»»

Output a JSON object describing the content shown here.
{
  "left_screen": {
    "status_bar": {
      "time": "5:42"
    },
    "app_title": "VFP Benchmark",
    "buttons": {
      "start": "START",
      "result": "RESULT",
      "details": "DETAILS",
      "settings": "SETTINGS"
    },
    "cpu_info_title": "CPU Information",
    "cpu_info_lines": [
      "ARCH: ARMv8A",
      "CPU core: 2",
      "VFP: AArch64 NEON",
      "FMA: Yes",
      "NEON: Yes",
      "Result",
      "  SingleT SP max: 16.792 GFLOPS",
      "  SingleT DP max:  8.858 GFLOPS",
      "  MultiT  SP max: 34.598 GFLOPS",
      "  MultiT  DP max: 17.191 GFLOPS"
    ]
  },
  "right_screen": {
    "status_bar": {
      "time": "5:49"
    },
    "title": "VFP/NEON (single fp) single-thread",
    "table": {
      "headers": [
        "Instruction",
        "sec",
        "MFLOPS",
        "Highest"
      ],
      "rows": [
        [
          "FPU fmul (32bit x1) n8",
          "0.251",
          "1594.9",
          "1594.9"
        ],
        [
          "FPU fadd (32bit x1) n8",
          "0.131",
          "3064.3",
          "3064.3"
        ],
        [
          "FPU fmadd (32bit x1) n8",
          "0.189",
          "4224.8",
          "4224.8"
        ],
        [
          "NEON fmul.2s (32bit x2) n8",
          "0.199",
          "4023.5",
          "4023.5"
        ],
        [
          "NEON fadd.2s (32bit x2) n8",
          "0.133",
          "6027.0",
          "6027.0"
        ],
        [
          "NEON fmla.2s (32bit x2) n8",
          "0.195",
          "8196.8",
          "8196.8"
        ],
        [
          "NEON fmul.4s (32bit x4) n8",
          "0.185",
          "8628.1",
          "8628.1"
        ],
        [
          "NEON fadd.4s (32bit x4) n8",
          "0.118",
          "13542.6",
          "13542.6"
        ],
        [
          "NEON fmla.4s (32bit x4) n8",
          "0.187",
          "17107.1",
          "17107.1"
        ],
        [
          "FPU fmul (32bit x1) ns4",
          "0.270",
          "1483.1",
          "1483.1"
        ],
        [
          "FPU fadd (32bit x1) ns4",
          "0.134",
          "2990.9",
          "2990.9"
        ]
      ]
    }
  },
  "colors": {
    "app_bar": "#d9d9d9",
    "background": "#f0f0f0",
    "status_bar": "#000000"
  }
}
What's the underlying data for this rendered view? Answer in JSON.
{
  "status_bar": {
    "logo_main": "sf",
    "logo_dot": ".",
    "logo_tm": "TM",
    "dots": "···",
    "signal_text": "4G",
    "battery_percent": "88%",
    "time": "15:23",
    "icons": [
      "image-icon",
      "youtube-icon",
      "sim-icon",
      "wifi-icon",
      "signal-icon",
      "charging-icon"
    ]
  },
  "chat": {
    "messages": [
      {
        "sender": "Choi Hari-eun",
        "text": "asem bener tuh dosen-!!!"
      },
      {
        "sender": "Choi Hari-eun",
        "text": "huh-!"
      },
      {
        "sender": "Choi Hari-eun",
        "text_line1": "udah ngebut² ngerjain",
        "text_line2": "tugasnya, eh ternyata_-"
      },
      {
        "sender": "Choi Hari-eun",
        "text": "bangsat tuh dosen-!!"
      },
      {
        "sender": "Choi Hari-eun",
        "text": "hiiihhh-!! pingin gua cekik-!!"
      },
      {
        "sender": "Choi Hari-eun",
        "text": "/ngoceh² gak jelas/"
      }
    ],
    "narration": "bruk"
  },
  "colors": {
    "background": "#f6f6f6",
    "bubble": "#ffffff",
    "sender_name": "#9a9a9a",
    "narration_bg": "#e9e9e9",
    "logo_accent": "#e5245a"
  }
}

««

## Problem requirements:
Using the material above, gather every line that includes "fadd".

## Answer to this problem:
          "FPU fadd (32bit x1) n8",
          "NEON fadd.2s (32bit x2) n8",
          "NEON fadd.4s (32bit x4) n8",
          "FPU fadd (32bit x1) ns4",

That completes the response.